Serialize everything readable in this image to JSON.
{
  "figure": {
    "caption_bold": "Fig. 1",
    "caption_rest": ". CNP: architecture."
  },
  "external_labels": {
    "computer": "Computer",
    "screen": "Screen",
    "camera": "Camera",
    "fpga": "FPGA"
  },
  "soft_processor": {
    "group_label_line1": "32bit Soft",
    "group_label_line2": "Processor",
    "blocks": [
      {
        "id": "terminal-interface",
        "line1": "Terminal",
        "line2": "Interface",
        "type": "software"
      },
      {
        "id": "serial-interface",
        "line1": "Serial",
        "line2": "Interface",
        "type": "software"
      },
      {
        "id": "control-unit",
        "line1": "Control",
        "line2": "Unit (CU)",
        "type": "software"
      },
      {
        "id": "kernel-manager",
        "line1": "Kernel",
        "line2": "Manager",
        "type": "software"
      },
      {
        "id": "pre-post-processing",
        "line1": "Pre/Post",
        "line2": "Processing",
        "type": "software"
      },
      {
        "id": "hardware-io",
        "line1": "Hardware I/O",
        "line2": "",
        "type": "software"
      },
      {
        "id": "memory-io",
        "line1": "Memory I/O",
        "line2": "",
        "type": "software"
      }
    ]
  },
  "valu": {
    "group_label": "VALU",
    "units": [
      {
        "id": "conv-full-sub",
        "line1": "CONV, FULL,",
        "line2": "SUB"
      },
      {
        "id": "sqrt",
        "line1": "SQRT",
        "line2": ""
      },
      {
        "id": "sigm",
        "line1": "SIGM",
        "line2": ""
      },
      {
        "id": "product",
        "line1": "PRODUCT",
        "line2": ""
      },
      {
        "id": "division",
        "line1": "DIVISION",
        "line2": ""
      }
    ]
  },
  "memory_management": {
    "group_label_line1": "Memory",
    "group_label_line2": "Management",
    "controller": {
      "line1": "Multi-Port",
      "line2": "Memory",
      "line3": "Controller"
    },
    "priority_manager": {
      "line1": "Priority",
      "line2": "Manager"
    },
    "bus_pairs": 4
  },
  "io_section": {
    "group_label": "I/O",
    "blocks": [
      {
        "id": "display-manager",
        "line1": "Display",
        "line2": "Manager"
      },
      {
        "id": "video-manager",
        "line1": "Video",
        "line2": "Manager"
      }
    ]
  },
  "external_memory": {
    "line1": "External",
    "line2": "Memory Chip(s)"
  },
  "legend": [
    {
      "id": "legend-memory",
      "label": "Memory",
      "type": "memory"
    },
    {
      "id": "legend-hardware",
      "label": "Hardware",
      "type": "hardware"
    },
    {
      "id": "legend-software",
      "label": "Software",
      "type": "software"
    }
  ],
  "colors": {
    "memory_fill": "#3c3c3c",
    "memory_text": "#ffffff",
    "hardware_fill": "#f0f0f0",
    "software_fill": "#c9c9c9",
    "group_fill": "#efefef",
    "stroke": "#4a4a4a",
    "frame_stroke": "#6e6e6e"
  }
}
•••
**The request**
Take the entries and copy them out exactly.

**Result of this exercise**
Serialize everything readable in this image to JSON.
{
  "figure": {
    "caption_bold": "Fig. 1",
    "caption_rest": ". CNP: architecture."
  },
  "external_labels": {
    "computer": "Computer",
    "screen": "Screen",
    "camera": "Camera",
    "fpga": "FPGA"
  },
  "soft_processor": {
    "group_label_line1": "32bit Soft",
    "group_label_line2": "Processor",
    "blocks": [
      {
        "id": "terminal-interface",
        "line1": "Terminal",
        "line2": "Interface",
        "type": "software"
      },
      {
        "id": "serial-interface",
        "line1": "Serial",
        "line2": "Interface",
        "type": "software"
      },
      {
        "id": "control-unit",
        "line1": "Control",
        "line2": "Unit (CU)",
        "type": "software"
      },
      {
        "id": "kernel-manager",
        "line1": "Kernel",
        "line2": "Manager",
        "type": "software"
      },
      {
        "id": "pre-post-processing",
        "line1": "Pre/Post",
        "line2": "Processing",
        "type": "software"
      },
      {
        "id": "hardware-io",
        "line1": "Hardware I/O",
        "line2": "",
        "type": "software"
      },
      {
        "id": "memory-io",
        "line1": "Memory I/O",
        "line2": "",
        "type": "software"
      }
    ]
  },
  "valu": {
    "group_label": "VALU",
    "units": [
      {
        "id": "conv-full-sub",
        "line1": "CONV, FULL,",
        "line2": "SUB"
      },
      {
        "id": "sqrt",
        "line1": "SQRT",
        "line2": ""
      },
      {
        "id": "sigm",
        "line1": "SIGM",
        "line2": ""
      },
      {
        "id": "product",
        "line1": "PRODUCT",
        "line2": ""
      },
      {
        "id": "division",
        "line1": "DIVISION",
        "line2": ""
      }
    ]
  },
  "memory_management": {
    "group_label_line1": "Memory",
    "group_label_line2": "Management",
    "controller": {
      "line1": "Multi-Port",
      "line2": "Memory",
      "line3": "Controller"
    },
    "priority_manager": {
      "line1": "Priority",
      "line2": "Manager"
    },
    "bus_pairs": 4
  },
  "io_section": {
    "group_label": "I/O",
    "blocks": [
      {
        "id": "display-manager",
        "line1": "Display",
        "line2": "Manager"
      },
      {
        "id": "video-manager",
        "line1": "Video",
        "line2": "Manager"
      }
    ]
  },
  "external_memory": {
    "line1": "External",
    "line2": "Memory Chip(s)"
  },
  "legend": [
    {
      "id": "legend-memory",
      "label": "Memory",
      "type": "memory"
    },
    {
      "id": "legend-hardware",
      "label": "Hardware",
      "type": "hardware"
    },
    {
      "id": "legend-software",
      "label": "Software",
      "type": "software"
    }
  ],
  "colors": {
    "memory_fill": "#3c3c3c",
    "memory_text": "#ffffff",
    "hardware_fill": "#f0f0f0",
    "software_fill": "#c9c9c9",
    "group_fill": "#efefef",
    "stroke": "#4a4a4a",
    "frame_stroke": "#6e6e6e"
  }
}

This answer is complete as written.